Exactly reproduce the lines from the line that has "Transcribe the text in this document." down to the last line of the entries, inclusive.

### STORED ROWS ###

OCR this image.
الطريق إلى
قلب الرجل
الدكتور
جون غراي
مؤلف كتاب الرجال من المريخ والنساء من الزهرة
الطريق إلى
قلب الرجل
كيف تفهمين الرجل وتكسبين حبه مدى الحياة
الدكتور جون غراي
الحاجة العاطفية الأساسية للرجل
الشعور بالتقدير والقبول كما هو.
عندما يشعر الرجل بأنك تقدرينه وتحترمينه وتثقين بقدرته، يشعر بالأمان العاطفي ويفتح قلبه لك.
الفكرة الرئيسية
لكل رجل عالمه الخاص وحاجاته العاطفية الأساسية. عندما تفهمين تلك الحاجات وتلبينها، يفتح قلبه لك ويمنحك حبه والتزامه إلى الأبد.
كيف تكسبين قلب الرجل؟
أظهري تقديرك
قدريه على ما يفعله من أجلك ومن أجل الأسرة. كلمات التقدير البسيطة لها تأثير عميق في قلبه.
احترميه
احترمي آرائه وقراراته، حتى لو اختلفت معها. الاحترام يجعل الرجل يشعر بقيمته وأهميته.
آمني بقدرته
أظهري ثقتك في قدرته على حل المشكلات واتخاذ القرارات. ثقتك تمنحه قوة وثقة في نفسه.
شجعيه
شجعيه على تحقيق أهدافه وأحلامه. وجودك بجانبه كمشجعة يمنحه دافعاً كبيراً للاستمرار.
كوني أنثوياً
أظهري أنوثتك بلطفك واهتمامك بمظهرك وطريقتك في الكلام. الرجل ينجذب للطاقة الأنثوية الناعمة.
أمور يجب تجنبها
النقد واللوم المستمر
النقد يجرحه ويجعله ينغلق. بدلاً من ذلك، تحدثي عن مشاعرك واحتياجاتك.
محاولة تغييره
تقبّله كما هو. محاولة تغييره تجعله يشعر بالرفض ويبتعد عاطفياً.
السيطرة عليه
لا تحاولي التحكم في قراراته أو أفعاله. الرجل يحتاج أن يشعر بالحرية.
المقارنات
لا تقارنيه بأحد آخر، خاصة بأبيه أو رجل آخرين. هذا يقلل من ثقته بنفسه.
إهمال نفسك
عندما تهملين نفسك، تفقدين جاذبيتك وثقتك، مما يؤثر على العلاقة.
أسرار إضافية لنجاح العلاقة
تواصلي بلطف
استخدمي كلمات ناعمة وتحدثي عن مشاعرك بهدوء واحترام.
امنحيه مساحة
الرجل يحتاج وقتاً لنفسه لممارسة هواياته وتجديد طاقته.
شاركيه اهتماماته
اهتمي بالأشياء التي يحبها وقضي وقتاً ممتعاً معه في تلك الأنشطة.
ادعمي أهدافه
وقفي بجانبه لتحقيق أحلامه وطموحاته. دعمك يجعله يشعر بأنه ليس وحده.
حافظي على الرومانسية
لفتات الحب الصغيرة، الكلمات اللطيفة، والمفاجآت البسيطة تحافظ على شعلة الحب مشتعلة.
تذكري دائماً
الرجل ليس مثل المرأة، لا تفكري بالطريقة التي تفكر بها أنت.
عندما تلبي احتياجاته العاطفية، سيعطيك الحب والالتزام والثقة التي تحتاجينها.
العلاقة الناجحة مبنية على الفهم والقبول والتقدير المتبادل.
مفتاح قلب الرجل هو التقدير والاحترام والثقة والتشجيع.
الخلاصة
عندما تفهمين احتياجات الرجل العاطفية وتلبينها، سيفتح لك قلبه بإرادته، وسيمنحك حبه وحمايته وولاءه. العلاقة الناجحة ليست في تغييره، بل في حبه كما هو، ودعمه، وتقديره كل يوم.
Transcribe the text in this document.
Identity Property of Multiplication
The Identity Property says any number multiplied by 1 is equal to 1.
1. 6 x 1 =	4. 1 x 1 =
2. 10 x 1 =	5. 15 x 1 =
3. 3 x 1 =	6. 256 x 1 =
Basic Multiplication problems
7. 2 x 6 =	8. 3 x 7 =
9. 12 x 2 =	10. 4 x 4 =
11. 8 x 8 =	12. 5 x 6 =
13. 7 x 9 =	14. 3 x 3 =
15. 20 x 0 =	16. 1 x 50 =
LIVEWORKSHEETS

###

» **TASK OUTPUT**
Transcribe the text in this document.
Identity Property of Multiplication
The Identity Property says any number multiplied by 1 is equal to 1.
1. 6 x 1 =	4. 1 x 1 =
2. 10 x 1 =	5. 15 x 1 =
3. 3 x 1 =	6. 256 x 1 =
Basic Multiplication problems
7. 2 x 6 =	8. 3 x 7 =
9. 12 x 2 =	10. 4 x 4 =
11. 8 x 8 =	12. 5 x 6 =
13. 7 x 9 =	14. 3 x 3 =
15. 20 x 0 =	16. 1 x 50 =
LIVEWORKSHEETS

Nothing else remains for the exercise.